- _YOUR TASK_: The entries below should be quoted exactly, with no pictures carried over.

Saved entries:
::::::::

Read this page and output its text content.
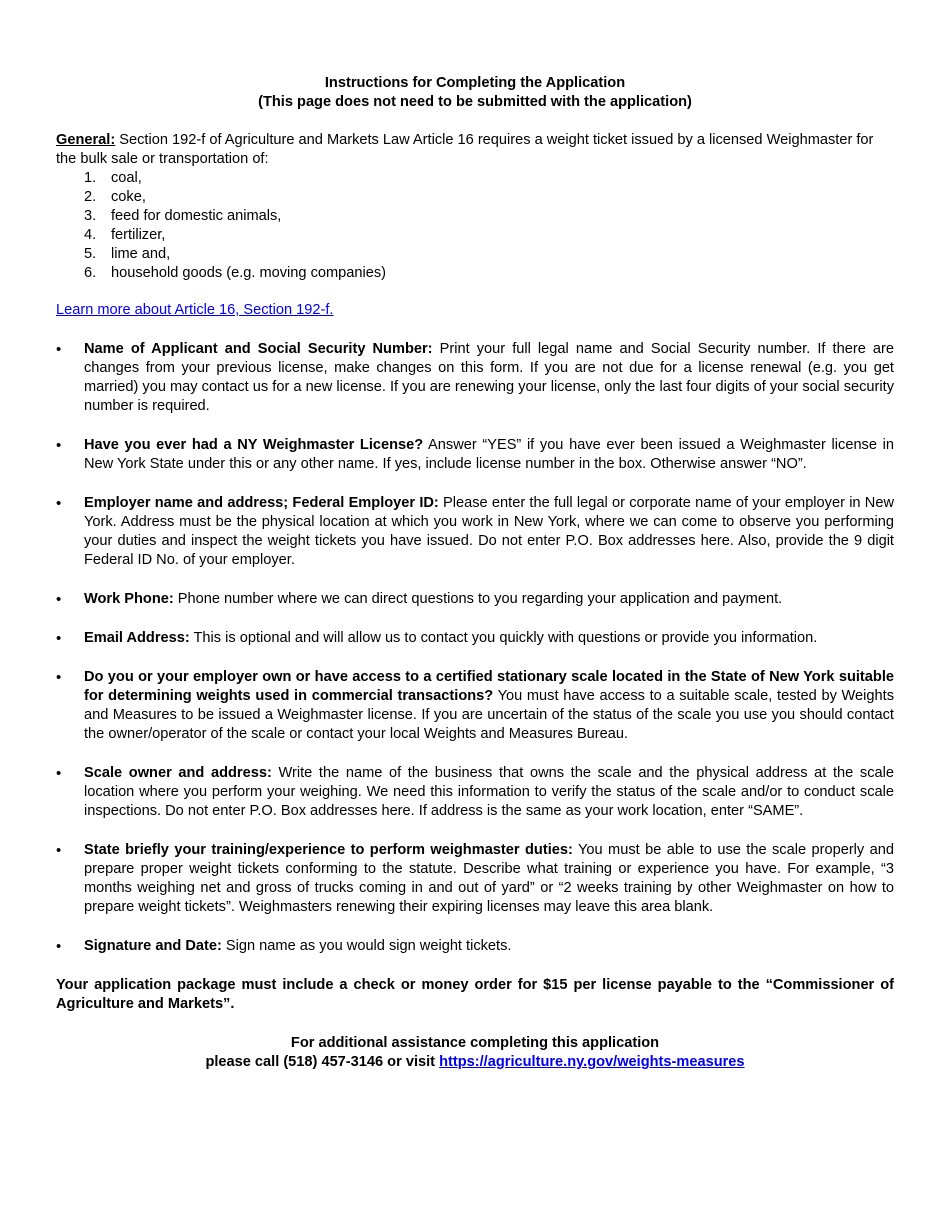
Instructions for Completing the Application

(This page does not need to be submitted with the application)

General: Section 192-f of Agriculture and Markets Law Article 16 requires a weight ticket issued by a licensed Weighmaster for the bulk sale or transportation of:
1.	coal,
2.	coke,
3.	feed for domestic animals,
4.	fertilizer,
5.	lime and,
6.	household goods (e.g. moving companies)
Learn more about Article 16, Section 192-f.
•	Name of Applicant and Social Security Number: Print your full legal name and Social Security number. If there are changes from your previous license, make changes on this form. If you are not due for a license renewal (e.g. you get married) you may contact us for a new license. If you are renewing your license, only the last four digits of your social security number is required.
•	Have you ever had a NY Weighmaster License? Answer “YES” if you have ever been issued a Weighmaster license in New York State under this or any other name. If yes, include license number in the box. Otherwise answer “NO”.
•	Employer name and address; Federal Employer ID: Please enter the full legal or corporate name of your employer in New York. Address must be the physical location at which you work in New York, where we can come to observe you performing your duties and inspect the weight tickets you have issued. Do not enter P.O. Box addresses here. Also, provide the 9 digit Federal ID No. of your employer.
•	Work Phone: Phone number where we can direct questions to you regarding your application and payment.
•	Email Address: This is optional and will allow us to contact you quickly with questions or provide you information.
•	Do you or your employer own or have access to a certified stationary scale located in the State of New York suitable for determining weights used in commercial transactions? You must have access to a suitable scale, tested by Weights and Measures to be issued a Weighmaster license. If you are uncertain of the status of the scale you use you should contact the owner/operator of the scale or contact your local Weights and Measures Bureau.
•	Scale owner and address: Write the name of the business that owns the scale and the physical address at the scale location where you perform your weighing. We need this information to verify the status of the scale and/or to conduct scale inspections. Do not enter P.O. Box addresses here. If address is the same as your work location, enter “SAME”.
•	State briefly your training/experience to perform weighmaster duties: You must be able to use the scale properly and prepare proper weight tickets conforming to the statute. Describe what training or experience you have. For example, “3 months weighing net and gross of trucks coming in and out of yard” or “2 weeks training by other Weighmaster on how to prepare weight tickets”. Weighmasters renewing their expiring licenses may leave this area blank.
•	Signature and Date: Sign name as you would sign weight tickets.
Your application package must include a check or money order for $15 per license payable to the “Commissioner of Agriculture and Markets”.
For additional assistance completing this application
please call (518) 457-3146 or visit https://agriculture.ny.gov/weights-measures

::::::::

- _SOLUTION_:
Read this page and output its text content.
Instructions for Completing the Application

(This page does not need to be submitted with the application)

General: Section 192-f of Agriculture and Markets Law Article 16 requires a weight ticket issued by a licensed Weighmaster for the bulk sale or transportation of:
1.	coal,
2.	coke,
3.	feed for domestic animals,
4.	fertilizer,
5.	lime and,
6.	household goods (e.g. moving companies)
Learn more about Article 16, Section 192-f.
•	Name of Applicant and Social Security Number: Print your full legal name and Social Security number. If there are changes from your previous license, make changes on this form. If you are not due for a license renewal (e.g. you get married) you may contact us for a new license. If you are renewing your license, only the last four digits of your social security number is required.
•	Have you ever had a NY Weighmaster License? Answer “YES” if you have ever been issued a Weighmaster license in New York State under this or any other name. If yes, include license number in the box. Otherwise answer “NO”.
•	Employer name and address; Federal Employer ID: Please enter the full legal or corporate name of your employer in New York. Address must be the physical location at which you work in New York, where we can come to observe you performing your duties and inspect the weight tickets you have issued. Do not enter P.O. Box addresses here. Also, provide the 9 digit Federal ID No. of your employer.
•	Work Phone: Phone number where we can direct questions to you regarding your application and payment.
•	Email Address: This is optional and will allow us to contact you quickly with questions or provide you information.
•	Do you or your employer own or have access to a certified stationary scale located in the State of New York suitable for determining weights used in commercial transactions? You must have access to a suitable scale, tested by Weights and Measures to be issued a Weighmaster license. If you are uncertain of the status of the scale you use you should contact the owner/operator of the scale or contact your local Weights and Measures Bureau.
•	Scale owner and address: Write the name of the business that owns the scale and the physical address at the scale location where you perform your weighing. We need this information to verify the status of the scale and/or to conduct scale inspections. Do not enter P.O. Box addresses here. If address is the same as your work location, enter “SAME”.
•	State briefly your training/experience to perform weighmaster duties: You must be able to use the scale properly and prepare proper weight tickets conforming to the statute. Describe what training or experience you have. For example, “3 months weighing net and gross of trucks coming in and out of yard” or “2 weeks training by other Weighmaster on how to prepare weight tickets”. Weighmasters renewing their expiring licenses may leave this area blank.
•	Signature and Date: Sign name as you would sign weight tickets.
Your application package must include a check or money order for $15 per license payable to the “Commissioner of Agriculture and Markets”.
For additional assistance completing this application
please call (518) 457-3146 or visit https://agriculture.ny.gov/weights-measures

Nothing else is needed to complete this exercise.